• _PROBLEM_
Copy each line below in which the string "Attempt" occurs.

• _RECORDS PROVIDED_
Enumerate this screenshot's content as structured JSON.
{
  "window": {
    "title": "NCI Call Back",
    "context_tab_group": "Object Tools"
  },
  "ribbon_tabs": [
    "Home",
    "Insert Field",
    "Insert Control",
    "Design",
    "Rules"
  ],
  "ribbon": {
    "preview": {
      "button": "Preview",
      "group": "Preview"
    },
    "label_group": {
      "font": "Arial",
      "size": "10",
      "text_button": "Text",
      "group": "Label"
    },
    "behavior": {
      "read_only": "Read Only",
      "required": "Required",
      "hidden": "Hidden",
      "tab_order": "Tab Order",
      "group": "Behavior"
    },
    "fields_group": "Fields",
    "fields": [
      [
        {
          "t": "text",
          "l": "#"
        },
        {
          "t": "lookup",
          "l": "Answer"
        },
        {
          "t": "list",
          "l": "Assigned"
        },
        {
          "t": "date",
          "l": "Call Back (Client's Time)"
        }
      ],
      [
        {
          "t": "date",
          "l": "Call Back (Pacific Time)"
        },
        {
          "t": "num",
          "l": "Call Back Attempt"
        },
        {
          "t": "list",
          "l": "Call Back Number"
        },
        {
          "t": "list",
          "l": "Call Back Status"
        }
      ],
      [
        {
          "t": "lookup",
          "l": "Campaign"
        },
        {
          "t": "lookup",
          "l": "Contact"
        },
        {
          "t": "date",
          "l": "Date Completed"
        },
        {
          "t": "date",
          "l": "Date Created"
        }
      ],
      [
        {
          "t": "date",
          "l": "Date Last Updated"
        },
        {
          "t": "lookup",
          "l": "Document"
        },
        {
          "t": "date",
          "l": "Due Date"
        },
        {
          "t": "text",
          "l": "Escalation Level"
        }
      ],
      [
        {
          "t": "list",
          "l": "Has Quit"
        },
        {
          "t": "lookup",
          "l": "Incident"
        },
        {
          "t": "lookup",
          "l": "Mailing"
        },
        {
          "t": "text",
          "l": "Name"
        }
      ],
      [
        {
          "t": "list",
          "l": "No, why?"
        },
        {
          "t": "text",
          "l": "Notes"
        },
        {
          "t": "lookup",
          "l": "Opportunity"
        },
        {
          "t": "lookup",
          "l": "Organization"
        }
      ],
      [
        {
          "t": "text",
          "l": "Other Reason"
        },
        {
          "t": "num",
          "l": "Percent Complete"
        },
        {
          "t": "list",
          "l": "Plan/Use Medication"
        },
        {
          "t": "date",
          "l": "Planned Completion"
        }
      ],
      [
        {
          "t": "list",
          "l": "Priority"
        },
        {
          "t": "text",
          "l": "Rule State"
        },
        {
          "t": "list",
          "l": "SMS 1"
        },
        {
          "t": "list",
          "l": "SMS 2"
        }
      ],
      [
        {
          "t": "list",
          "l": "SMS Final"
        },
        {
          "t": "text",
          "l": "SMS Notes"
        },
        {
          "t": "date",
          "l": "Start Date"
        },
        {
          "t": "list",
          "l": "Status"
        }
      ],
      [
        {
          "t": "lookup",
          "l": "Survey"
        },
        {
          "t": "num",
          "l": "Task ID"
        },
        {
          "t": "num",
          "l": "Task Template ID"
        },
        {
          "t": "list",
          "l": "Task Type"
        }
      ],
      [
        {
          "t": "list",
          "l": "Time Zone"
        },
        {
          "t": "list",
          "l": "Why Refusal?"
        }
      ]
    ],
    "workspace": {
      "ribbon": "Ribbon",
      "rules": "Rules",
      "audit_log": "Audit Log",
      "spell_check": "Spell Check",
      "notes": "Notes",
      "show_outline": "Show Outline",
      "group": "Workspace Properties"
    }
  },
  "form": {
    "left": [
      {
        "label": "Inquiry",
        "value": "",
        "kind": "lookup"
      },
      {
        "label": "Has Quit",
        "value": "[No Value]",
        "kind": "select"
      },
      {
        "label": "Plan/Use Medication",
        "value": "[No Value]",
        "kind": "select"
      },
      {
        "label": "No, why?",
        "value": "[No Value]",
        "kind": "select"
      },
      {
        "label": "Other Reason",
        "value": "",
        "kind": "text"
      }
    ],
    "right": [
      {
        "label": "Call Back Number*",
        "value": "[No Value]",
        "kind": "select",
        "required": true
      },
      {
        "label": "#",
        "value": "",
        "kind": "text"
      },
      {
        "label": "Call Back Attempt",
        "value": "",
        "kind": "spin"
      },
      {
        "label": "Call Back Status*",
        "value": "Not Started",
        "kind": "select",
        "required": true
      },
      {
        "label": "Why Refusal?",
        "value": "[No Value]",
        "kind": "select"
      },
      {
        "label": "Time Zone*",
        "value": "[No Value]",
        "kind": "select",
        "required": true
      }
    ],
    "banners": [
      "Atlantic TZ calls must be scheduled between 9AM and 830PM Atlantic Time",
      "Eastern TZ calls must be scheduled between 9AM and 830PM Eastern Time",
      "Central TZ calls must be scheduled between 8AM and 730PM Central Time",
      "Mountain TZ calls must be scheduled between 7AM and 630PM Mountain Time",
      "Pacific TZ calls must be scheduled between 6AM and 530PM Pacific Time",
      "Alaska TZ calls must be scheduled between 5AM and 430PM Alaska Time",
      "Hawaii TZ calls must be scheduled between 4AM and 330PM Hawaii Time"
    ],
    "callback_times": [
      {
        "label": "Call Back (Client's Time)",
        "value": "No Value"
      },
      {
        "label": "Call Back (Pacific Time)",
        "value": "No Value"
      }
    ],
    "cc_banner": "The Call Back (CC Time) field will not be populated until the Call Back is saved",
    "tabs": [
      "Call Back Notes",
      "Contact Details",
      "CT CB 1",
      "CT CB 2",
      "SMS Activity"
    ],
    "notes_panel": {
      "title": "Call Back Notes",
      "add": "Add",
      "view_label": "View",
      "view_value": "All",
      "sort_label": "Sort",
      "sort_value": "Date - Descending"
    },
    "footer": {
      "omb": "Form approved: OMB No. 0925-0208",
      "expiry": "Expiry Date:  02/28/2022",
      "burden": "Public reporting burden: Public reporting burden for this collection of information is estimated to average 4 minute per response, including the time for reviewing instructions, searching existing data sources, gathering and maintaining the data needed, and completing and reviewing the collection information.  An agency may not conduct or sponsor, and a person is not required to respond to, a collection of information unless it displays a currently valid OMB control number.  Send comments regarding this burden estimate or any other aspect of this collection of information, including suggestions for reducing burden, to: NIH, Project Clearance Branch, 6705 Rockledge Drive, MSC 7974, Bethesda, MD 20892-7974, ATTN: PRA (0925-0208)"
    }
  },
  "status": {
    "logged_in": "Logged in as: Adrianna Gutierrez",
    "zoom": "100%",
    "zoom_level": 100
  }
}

• _CORRECT OUTPUT_
          "l": "Call Back Attempt"
        "label": "Call Back Attempt",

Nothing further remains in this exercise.